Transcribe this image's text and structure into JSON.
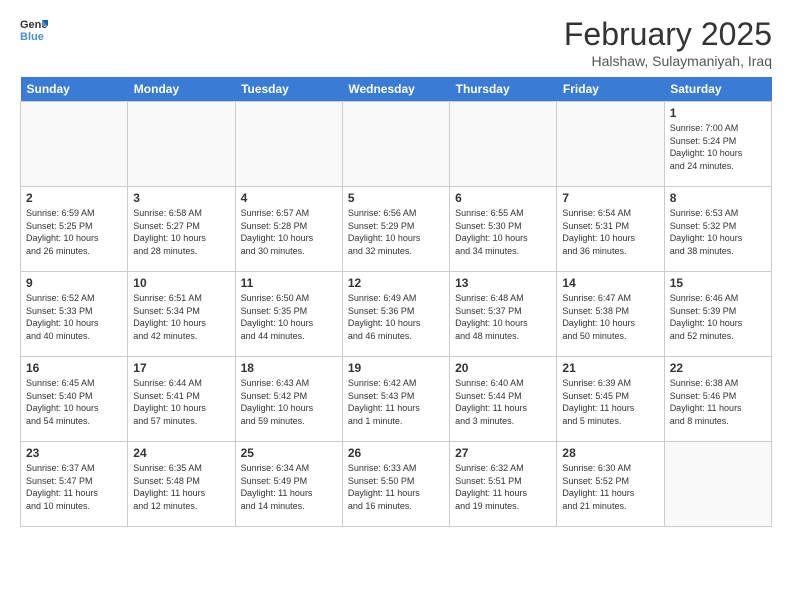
{
  "header": {
    "logo_general": "General",
    "logo_blue": "Blue",
    "month": "February 2025",
    "location": "Halshaw, Sulaymaniyah, Iraq"
  },
  "days_of_week": [
    "Sunday",
    "Monday",
    "Tuesday",
    "Wednesday",
    "Thursday",
    "Friday",
    "Saturday"
  ],
  "weeks": [
    [
      {
        "day": "",
        "info": ""
      },
      {
        "day": "",
        "info": ""
      },
      {
        "day": "",
        "info": ""
      },
      {
        "day": "",
        "info": ""
      },
      {
        "day": "",
        "info": ""
      },
      {
        "day": "",
        "info": ""
      },
      {
        "day": "1",
        "info": "Sunrise: 7:00 AM\nSunset: 5:24 PM\nDaylight: 10 hours\nand 24 minutes."
      }
    ],
    [
      {
        "day": "2",
        "info": "Sunrise: 6:59 AM\nSunset: 5:25 PM\nDaylight: 10 hours\nand 26 minutes."
      },
      {
        "day": "3",
        "info": "Sunrise: 6:58 AM\nSunset: 5:27 PM\nDaylight: 10 hours\nand 28 minutes."
      },
      {
        "day": "4",
        "info": "Sunrise: 6:57 AM\nSunset: 5:28 PM\nDaylight: 10 hours\nand 30 minutes."
      },
      {
        "day": "5",
        "info": "Sunrise: 6:56 AM\nSunset: 5:29 PM\nDaylight: 10 hours\nand 32 minutes."
      },
      {
        "day": "6",
        "info": "Sunrise: 6:55 AM\nSunset: 5:30 PM\nDaylight: 10 hours\nand 34 minutes."
      },
      {
        "day": "7",
        "info": "Sunrise: 6:54 AM\nSunset: 5:31 PM\nDaylight: 10 hours\nand 36 minutes."
      },
      {
        "day": "8",
        "info": "Sunrise: 6:53 AM\nSunset: 5:32 PM\nDaylight: 10 hours\nand 38 minutes."
      }
    ],
    [
      {
        "day": "9",
        "info": "Sunrise: 6:52 AM\nSunset: 5:33 PM\nDaylight: 10 hours\nand 40 minutes."
      },
      {
        "day": "10",
        "info": "Sunrise: 6:51 AM\nSunset: 5:34 PM\nDaylight: 10 hours\nand 42 minutes."
      },
      {
        "day": "11",
        "info": "Sunrise: 6:50 AM\nSunset: 5:35 PM\nDaylight: 10 hours\nand 44 minutes."
      },
      {
        "day": "12",
        "info": "Sunrise: 6:49 AM\nSunset: 5:36 PM\nDaylight: 10 hours\nand 46 minutes."
      },
      {
        "day": "13",
        "info": "Sunrise: 6:48 AM\nSunset: 5:37 PM\nDaylight: 10 hours\nand 48 minutes."
      },
      {
        "day": "14",
        "info": "Sunrise: 6:47 AM\nSunset: 5:38 PM\nDaylight: 10 hours\nand 50 minutes."
      },
      {
        "day": "15",
        "info": "Sunrise: 6:46 AM\nSunset: 5:39 PM\nDaylight: 10 hours\nand 52 minutes."
      }
    ],
    [
      {
        "day": "16",
        "info": "Sunrise: 6:45 AM\nSunset: 5:40 PM\nDaylight: 10 hours\nand 54 minutes."
      },
      {
        "day": "17",
        "info": "Sunrise: 6:44 AM\nSunset: 5:41 PM\nDaylight: 10 hours\nand 57 minutes."
      },
      {
        "day": "18",
        "info": "Sunrise: 6:43 AM\nSunset: 5:42 PM\nDaylight: 10 hours\nand 59 minutes."
      },
      {
        "day": "19",
        "info": "Sunrise: 6:42 AM\nSunset: 5:43 PM\nDaylight: 11 hours\nand 1 minute."
      },
      {
        "day": "20",
        "info": "Sunrise: 6:40 AM\nSunset: 5:44 PM\nDaylight: 11 hours\nand 3 minutes."
      },
      {
        "day": "21",
        "info": "Sunrise: 6:39 AM\nSunset: 5:45 PM\nDaylight: 11 hours\nand 5 minutes."
      },
      {
        "day": "22",
        "info": "Sunrise: 6:38 AM\nSunset: 5:46 PM\nDaylight: 11 hours\nand 8 minutes."
      }
    ],
    [
      {
        "day": "23",
        "info": "Sunrise: 6:37 AM\nSunset: 5:47 PM\nDaylight: 11 hours\nand 10 minutes."
      },
      {
        "day": "24",
        "info": "Sunrise: 6:35 AM\nSunset: 5:48 PM\nDaylight: 11 hours\nand 12 minutes."
      },
      {
        "day": "25",
        "info": "Sunrise: 6:34 AM\nSunset: 5:49 PM\nDaylight: 11 hours\nand 14 minutes."
      },
      {
        "day": "26",
        "info": "Sunrise: 6:33 AM\nSunset: 5:50 PM\nDaylight: 11 hours\nand 16 minutes."
      },
      {
        "day": "27",
        "info": "Sunrise: 6:32 AM\nSunset: 5:51 PM\nDaylight: 11 hours\nand 19 minutes."
      },
      {
        "day": "28",
        "info": "Sunrise: 6:30 AM\nSunset: 5:52 PM\nDaylight: 11 hours\nand 21 minutes."
      },
      {
        "day": "",
        "info": ""
      }
    ]
  ]
}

++++++++++++++++++++

• **Task goal**
Exactly reproduce the entries above, minus the pictures.

• **Answer for this exercise**
Transcribe this image's text and structure into JSON.
{
  "header": {
    "logo_general": "General",
    "logo_blue": "Blue",
    "month": "February 2025",
    "location": "Halshaw, Sulaymaniyah, Iraq"
  },
  "days_of_week": [
    "Sunday",
    "Monday",
    "Tuesday",
    "Wednesday",
    "Thursday",
    "Friday",
    "Saturday"
  ],
  "weeks": [
    [
      {
        "day": "",
        "info": ""
      },
      {
        "day": "",
        "info": ""
      },
      {
        "day": "",
        "info": ""
      },
      {
        "day": "",
        "info": ""
      },
      {
        "day": "",
        "info": ""
      },
      {
        "day": "",
        "info": ""
      },
      {
        "day": "1",
        "info": "Sunrise: 7:00 AM\nSunset: 5:24 PM\nDaylight: 10 hours\nand 24 minutes."
      }
    ],
    [
      {
        "day": "2",
        "info": "Sunrise: 6:59 AM\nSunset: 5:25 PM\nDaylight: 10 hours\nand 26 minutes."
      },
      {
        "day": "3",
        "info": "Sunrise: 6:58 AM\nSunset: 5:27 PM\nDaylight: 10 hours\nand 28 minutes."
      },
      {
        "day": "4",
        "info": "Sunrise: 6:57 AM\nSunset: 5:28 PM\nDaylight: 10 hours\nand 30 minutes."
      },
      {
        "day": "5",
        "info": "Sunrise: 6:56 AM\nSunset: 5:29 PM\nDaylight: 10 hours\nand 32 minutes."
      },
      {
        "day": "6",
        "info": "Sunrise: 6:55 AM\nSunset: 5:30 PM\nDaylight: 10 hours\nand 34 minutes."
      },
      {
        "day": "7",
        "info": "Sunrise: 6:54 AM\nSunset: 5:31 PM\nDaylight: 10 hours\nand 36 minutes."
      },
      {
        "day": "8",
        "info": "Sunrise: 6:53 AM\nSunset: 5:32 PM\nDaylight: 10 hours\nand 38 minutes."
      }
    ],
    [
      {
        "day": "9",
        "info": "Sunrise: 6:52 AM\nSunset: 5:33 PM\nDaylight: 10 hours\nand 40 minutes."
      },
      {
        "day": "10",
        "info": "Sunrise: 6:51 AM\nSunset: 5:34 PM\nDaylight: 10 hours\nand 42 minutes."
      },
      {
        "day": "11",
        "info": "Sunrise: 6:50 AM\nSunset: 5:35 PM\nDaylight: 10 hours\nand 44 minutes."
      },
      {
        "day": "12",
        "info": "Sunrise: 6:49 AM\nSunset: 5:36 PM\nDaylight: 10 hours\nand 46 minutes."
      },
      {
        "day": "13",
        "info": "Sunrise: 6:48 AM\nSunset: 5:37 PM\nDaylight: 10 hours\nand 48 minutes."
      },
      {
        "day": "14",
        "info": "Sunrise: 6:47 AM\nSunset: 5:38 PM\nDaylight: 10 hours\nand 50 minutes."
      },
      {
        "day": "15",
        "info": "Sunrise: 6:46 AM\nSunset: 5:39 PM\nDaylight: 10 hours\nand 52 minutes."
      }
    ],
    [
      {
        "day": "16",
        "info": "Sunrise: 6:45 AM\nSunset: 5:40 PM\nDaylight: 10 hours\nand 54 minutes."
      },
      {
        "day": "17",
        "info": "Sunrise: 6:44 AM\nSunset: 5:41 PM\nDaylight: 10 hours\nand 57 minutes."
      },
      {
        "day": "18",
        "info": "Sunrise: 6:43 AM\nSunset: 5:42 PM\nDaylight: 10 hours\nand 59 minutes."
      },
      {
        "day": "19",
        "info": "Sunrise: 6:42 AM\nSunset: 5:43 PM\nDaylight: 11 hours\nand 1 minute."
      },
      {
        "day": "20",
        "info": "Sunrise: 6:40 AM\nSunset: 5:44 PM\nDaylight: 11 hours\nand 3 minutes."
      },
      {
        "day": "21",
        "info": "Sunrise: 6:39 AM\nSunset: 5:45 PM\nDaylight: 11 hours\nand 5 minutes."
      },
      {
        "day": "22",
        "info": "Sunrise: 6:38 AM\nSunset: 5:46 PM\nDaylight: 11 hours\nand 8 minutes."
      }
    ],
    [
      {
        "day": "23",
        "info": "Sunrise: 6:37 AM\nSunset: 5:47 PM\nDaylight: 11 hours\nand 10 minutes."
      },
      {
        "day": "24",
        "info": "Sunrise: 6:35 AM\nSunset: 5:48 PM\nDaylight: 11 hours\nand 12 minutes."
      },
      {
        "day": "25",
        "info": "Sunrise: 6:34 AM\nSunset: 5:49 PM\nDaylight: 11 hours\nand 14 minutes."
      },
      {
        "day": "26",
        "info": "Sunrise: 6:33 AM\nSunset: 5:50 PM\nDaylight: 11 hours\nand 16 minutes."
      },
      {
        "day": "27",
        "info": "Sunrise: 6:32 AM\nSunset: 5:51 PM\nDaylight: 11 hours\nand 19 minutes."
      },
      {
        "day": "28",
        "info": "Sunrise: 6:30 AM\nSunset: 5:52 PM\nDaylight: 11 hours\nand 21 minutes."
      },
      {
        "day": "",
        "info": ""
      }
    ]
  ]
}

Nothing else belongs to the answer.